WHAT IS EXPECTED -
Pull out the lines of the records below, from the first line through the line containing "staticText: 00:00.00 bbox=[126, 352, 214, 382]", and copy them unchanged, both ends included.

(Item position entries)

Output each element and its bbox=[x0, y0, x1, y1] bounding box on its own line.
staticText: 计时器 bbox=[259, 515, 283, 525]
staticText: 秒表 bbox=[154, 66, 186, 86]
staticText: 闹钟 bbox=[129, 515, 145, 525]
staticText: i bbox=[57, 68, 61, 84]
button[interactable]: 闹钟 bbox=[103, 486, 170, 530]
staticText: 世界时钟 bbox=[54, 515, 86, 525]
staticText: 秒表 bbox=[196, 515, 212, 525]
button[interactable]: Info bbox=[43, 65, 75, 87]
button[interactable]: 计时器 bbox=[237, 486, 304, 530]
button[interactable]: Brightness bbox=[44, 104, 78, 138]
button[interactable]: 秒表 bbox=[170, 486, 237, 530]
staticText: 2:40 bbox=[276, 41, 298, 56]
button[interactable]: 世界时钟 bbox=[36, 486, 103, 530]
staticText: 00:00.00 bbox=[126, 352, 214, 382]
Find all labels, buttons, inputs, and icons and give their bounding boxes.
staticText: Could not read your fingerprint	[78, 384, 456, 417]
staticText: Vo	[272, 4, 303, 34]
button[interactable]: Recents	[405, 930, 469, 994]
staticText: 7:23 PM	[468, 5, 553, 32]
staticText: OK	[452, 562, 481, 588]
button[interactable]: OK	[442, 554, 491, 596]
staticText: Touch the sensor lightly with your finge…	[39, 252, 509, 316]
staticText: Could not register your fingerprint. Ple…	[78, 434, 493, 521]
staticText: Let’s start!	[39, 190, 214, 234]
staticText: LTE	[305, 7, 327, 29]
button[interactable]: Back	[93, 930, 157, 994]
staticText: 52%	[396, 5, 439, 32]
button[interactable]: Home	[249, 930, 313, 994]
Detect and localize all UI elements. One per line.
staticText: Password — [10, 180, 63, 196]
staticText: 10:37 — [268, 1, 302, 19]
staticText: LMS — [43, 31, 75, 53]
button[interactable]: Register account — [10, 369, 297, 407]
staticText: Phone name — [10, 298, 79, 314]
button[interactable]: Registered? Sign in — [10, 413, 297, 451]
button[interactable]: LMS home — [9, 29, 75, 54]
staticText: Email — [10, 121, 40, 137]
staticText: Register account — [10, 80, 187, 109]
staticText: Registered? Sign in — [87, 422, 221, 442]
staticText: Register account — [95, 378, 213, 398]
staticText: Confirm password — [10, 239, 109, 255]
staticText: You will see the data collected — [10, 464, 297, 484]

SOLUTION BELOW -
Output each element and its bbox=[x0, y0, x1, y1] bounding box on its own line.
staticText: 计时器 bbox=[259, 515, 283, 525]
staticText: 秒表 bbox=[154, 66, 186, 86]
staticText: 闹钟 bbox=[129, 515, 145, 525]
staticText: i bbox=[57, 68, 61, 84]
button[interactable]: 闹钟 bbox=[103, 486, 170, 530]
staticText: 世界时钟 bbox=[54, 515, 86, 525]
staticText: 秒表 bbox=[196, 515, 212, 525]
button[interactable]: Info bbox=[43, 65, 75, 87]
button[interactable]: 计时器 bbox=[237, 486, 304, 530]
button[interactable]: Brightness bbox=[44, 104, 78, 138]
button[interactable]: 秒表 bbox=[170, 486, 237, 530]
staticText: 2:40 bbox=[276, 41, 298, 56]
button[interactable]: 世界时钟 bbox=[36, 486, 103, 530]
staticText: 00:00.00 bbox=[126, 352, 214, 382]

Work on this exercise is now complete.